* START *
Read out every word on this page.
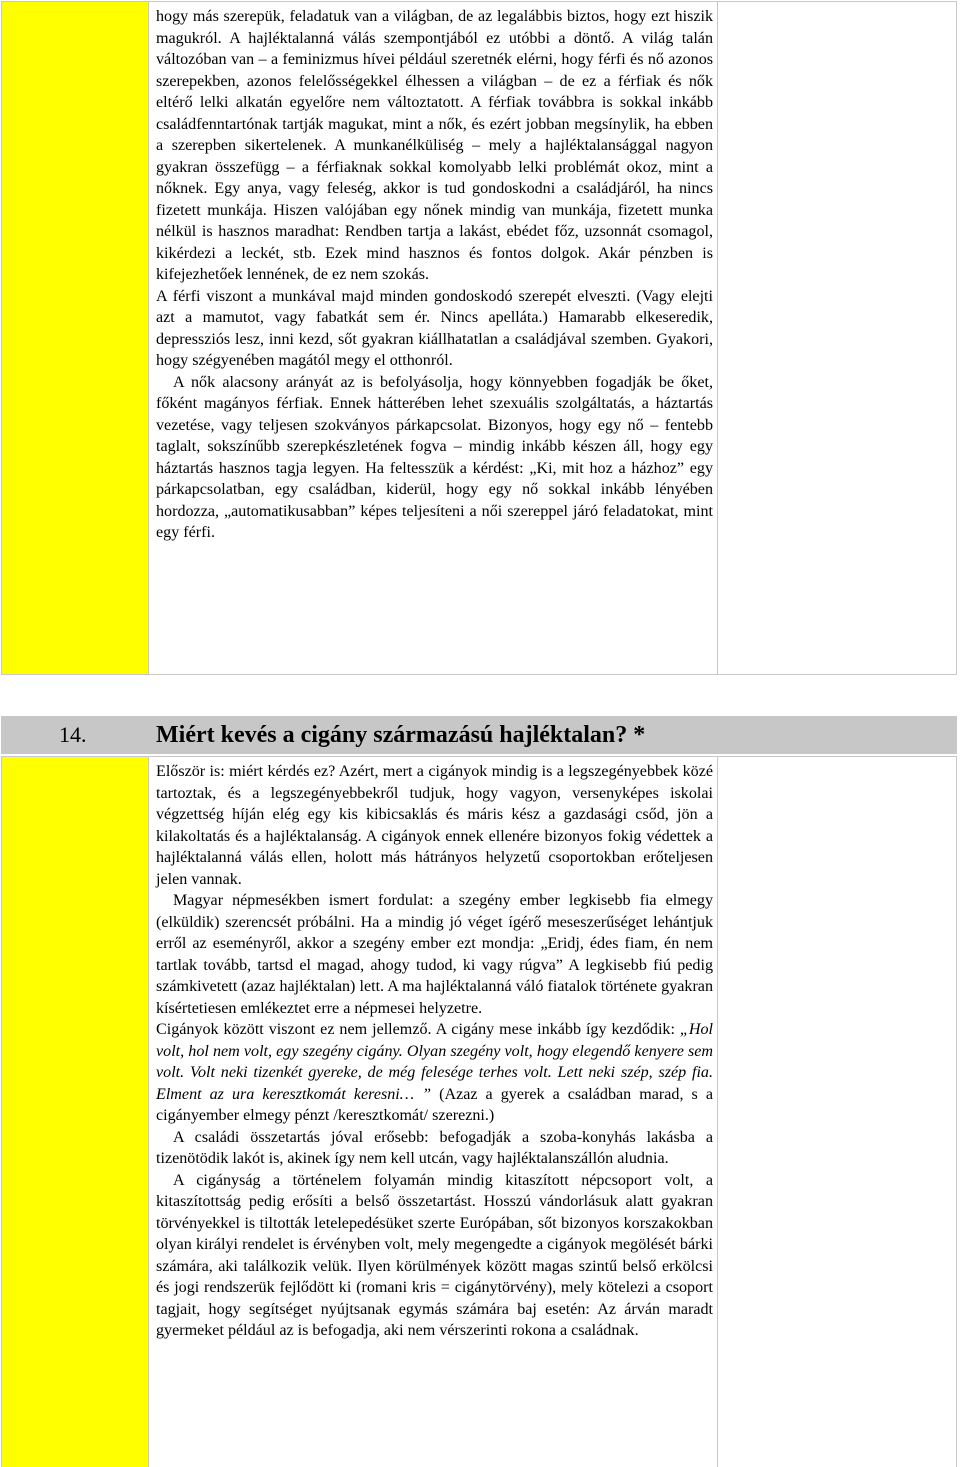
hogy más szerepük, feladatuk van a világban, de az legalábbis biztos, hogy ezt hiszik magukról. A hajléktalanná válás szempontjából ez utóbbi a döntő. A világ talán változóban van – a feminizmus hívei például szeretnék elérni, hogy férfi és nő azonos szerepekben, azonos felelősségekkel élhessen a világban – de ez a férfiak és nők eltérő lelki alkatán egyelőre nem változtatott. A férfiak továbbra is sokkal inkább családfenntartónak tartják magukat, mint a nők, és ezért jobban megsínylik, ha ebben a szerepben sikertelenek. A munkanélküliség – mely a hajléktalansággal nagyon gyakran összefügg – a férfiaknak sokkal komolyabb lelki problémát okoz, mint a nőknek. Egy anya, vagy feleség, akkor is tud gondoskodni a családjáról, ha nincs fizetett munkája. Hiszen valójában egy nőnek mindig van munkája, fizetett munka nélkül is hasznos maradhat: Rendben tartja a lakást, ebédet főz, uzsonnát csomagol, kikérdezi a leckét, stb. Ezek mind hasznos és fontos dolgok. Akár pénzben is kifejezhetőek lennének, de ez nem szokás.

A férfi viszont a munkával majd minden gondoskodó szerepét elveszti. (Vagy elejti azt a mamutot, vagy fabatkát sem ér. Nincs apelláta.) Hamarabb elkeseredik, depressziós lesz, inni kezd, sőt gyakran kiállhatatlan a családjával szemben. Gyakori, hogy szégyenében magától megy el otthonról.

A nők alacsony arányát az is befolyásolja, hogy könnyebben fogadják be őket, főként magányos férfiak. Ennek hátterében lehet szexuális szolgáltatás, a háztartás vezetése, vagy teljesen szokványos párkapcsolat. Bizonyos, hogy egy nő – fentebb taglalt, sokszínűbb szerepkészletének fogva – mindig inkább készen áll, hogy egy háztartás hasznos tagja legyen. Ha feltesszük a kérdést: „Ki, mit hoz a házhoz” egy párkapcsolatban, egy családban, kiderül, hogy egy nő sokkal inkább lényében hordozza, „automatikusabban” képes teljesíteni a női szereppel járó feladatokat, mint egy férfi.

14.	Miért kevés a cigány származású hajléktalan? *

Először is: miért kérdés ez? Azért, mert a cigányok mindig is a legszegényebbek közé tartoztak, és a legszegényebbekről tudjuk, hogy vagyon, versenyképes iskolai végzettség híján elég egy kis kibicsaklás és máris kész a gazdasági csőd, jön a kilakoltatás és a hajléktalanság. A cigányok ennek ellenére bizonyos fokig védettek a hajléktalanná válás ellen, holott más hátrányos helyzetű csoportokban erőteljesen jelen vannak.

Magyar népmesékben ismert fordulat: a szegény ember legkisebb fia elmegy (elküldik) szerencsét próbálni. Ha a mindig jó véget ígérő meseszerűséget lehántjuk erről az eseményről, akkor a szegény ember ezt mondja: „Eridj, édes fiam, én nem tartlak tovább, tartsd el magad, ahogy tudod, ki vagy rúgva” A legkisebb fiú pedig számkivetett (azaz hajléktalan) lett. A ma hajléktalanná váló fiatalok története gyakran kísértetiesen emlékeztet erre a népmesei helyzetre.

Cigányok között viszont ez nem jellemző. A cigány mese inkább így kezdődik: „Hol volt, hol nem volt, egy szegény cigány. Olyan szegény volt, hogy elegendő kenyere sem volt. Volt neki tizenkét gyereke, de még felesége terhes volt. Lett neki szép, szép fia. Elment az ura keresztkomát keresni… ” (Azaz a gyerek a családban marad, s a cigányember elmegy pénzt /keresztkomát/ szerezni.)

A családi összetartás jóval erősebb: befogadják a szoba-konyhás lakásba a tizenötödik lakót is, akinek így nem kell utcán, vagy hajléktalanszállón aludnia.

A cigányság a történelem folyamán mindig kitaszított népcsoport volt, a kitaszítottság pedig erősíti a belső összetartást. Hosszú vándorlásuk alatt gyakran törvényekkel is tiltották letelepedésüket szerte Európában, sőt bizonyos korszakokban olyan királyi rendelet is érvényben volt, mely megengedte a cigányok megölését bárki számára, aki találkozik velük. Ilyen körülmények között magas szintű belső erkölcsi és jogi rendszerük fejlődött ki (romani kris = cigánytörvény), mely kötelezi a csoport tagjait, hogy segítséget nyújtsanak egymás számára baj esetén: Az árván maradt gyermeket például az is befogadja, aki nem vérszerinti rokona a családnak.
* END *
Leave out the pictures and repeat everything else in the records exactly.

### EXERCISE SOLUTION
Read out every word on this page.
hogy más szerepük, feladatuk van a világban, de az legalábbis biztos, hogy ezt hiszik magukról. A hajléktalanná válás szempontjából ez utóbbi a döntő. A világ talán változóban van – a feminizmus hívei például szeretnék elérni, hogy férfi és nő azonos szerepekben, azonos felelősségekkel élhessen a világban – de ez a férfiak és nők eltérő lelki alkatán egyelőre nem változtatott. A férfiak továbbra is sokkal inkább családfenntartónak tartják magukat, mint a nők, és ezért jobban megsínylik, ha ebben a szerepben sikertelenek. A munkanélküliség – mely a hajléktalansággal nagyon gyakran összefügg – a férfiaknak sokkal komolyabb lelki problémát okoz, mint a nőknek. Egy anya, vagy feleség, akkor is tud gondoskodni a családjáról, ha nincs fizetett munkája. Hiszen valójában egy nőnek mindig van munkája, fizetett munka nélkül is hasznos maradhat: Rendben tartja a lakást, ebédet főz, uzsonnát csomagol, kikérdezi a leckét, stb. Ezek mind hasznos és fontos dolgok. Akár pénzben is kifejezhetőek lennének, de ez nem szokás.

A férfi viszont a munkával majd minden gondoskodó szerepét elveszti. (Vagy elejti azt a mamutot, vagy fabatkát sem ér. Nincs apelláta.) Hamarabb elkeseredik, depressziós lesz, inni kezd, sőt gyakran kiállhatatlan a családjával szemben. Gyakori, hogy szégyenében magától megy el otthonról.

A nők alacsony arányát az is befolyásolja, hogy könnyebben fogadják be őket, főként magányos férfiak. Ennek hátterében lehet szexuális szolgáltatás, a háztartás vezetése, vagy teljesen szokványos párkapcsolat. Bizonyos, hogy egy nő – fentebb taglalt, sokszínűbb szerepkészletének fogva – mindig inkább készen áll, hogy egy háztartás hasznos tagja legyen. Ha feltesszük a kérdést: „Ki, mit hoz a házhoz” egy párkapcsolatban, egy családban, kiderül, hogy egy nő sokkal inkább lényében hordozza, „automatikusabban” képes teljesíteni a női szereppel járó feladatokat, mint egy férfi.

14.	Miért kevés a cigány származású hajléktalan? *

Először is: miért kérdés ez? Azért, mert a cigányok mindig is a legszegényebbek közé tartoztak, és a legszegényebbekről tudjuk, hogy vagyon, versenyképes iskolai végzettség híján elég egy kis kibicsaklás és máris kész a gazdasági csőd, jön a kilakoltatás és a hajléktalanság. A cigányok ennek ellenére bizonyos fokig védettek a hajléktalanná válás ellen, holott más hátrányos helyzetű csoportokban erőteljesen jelen vannak.

Magyar népmesékben ismert fordulat: a szegény ember legkisebb fia elmegy (elküldik) szerencsét próbálni. Ha a mindig jó véget ígérő meseszerűséget lehántjuk erről az eseményről, akkor a szegény ember ezt mondja: „Eridj, édes fiam, én nem tartlak tovább, tartsd el magad, ahogy tudod, ki vagy rúgva” A legkisebb fiú pedig számkivetett (azaz hajléktalan) lett. A ma hajléktalanná váló fiatalok története gyakran kísértetiesen emlékeztet erre a népmesei helyzetre.

Cigányok között viszont ez nem jellemző. A cigány mese inkább így kezdődik: „Hol volt, hol nem volt, egy szegény cigány. Olyan szegény volt, hogy elegendő kenyere sem volt. Volt neki tizenkét gyereke, de még felesége terhes volt. Lett neki szép, szép fia. Elment az ura keresztkomát keresni… ” (Azaz a gyerek a családban marad, s a cigányember elmegy pénzt /keresztkomát/ szerezni.)

A családi összetartás jóval erősebb: befogadják a szoba-konyhás lakásba a tizenötödik lakót is, akinek így nem kell utcán, vagy hajléktalanszállón aludnia.

A cigányság a történelem folyamán mindig kitaszított népcsoport volt, a kitaszítottság pedig erősíti a belső összetartást. Hosszú vándorlásuk alatt gyakran törvényekkel is tiltották letelepedésüket szerte Európában, sőt bizonyos korszakokban olyan királyi rendelet is érvényben volt, mely megengedte a cigányok megölését bárki számára, aki találkozik velük. Ilyen körülmények között magas szintű belső erkölcsi és jogi rendszerük fejlődött ki (romani kris = cigánytörvény), mely kötelezi a csoport tagjait, hogy segítséget nyújtsanak egymás számára baj esetén: Az árván maradt gyermeket például az is befogadja, aki nem vérszerinti rokona a családnak.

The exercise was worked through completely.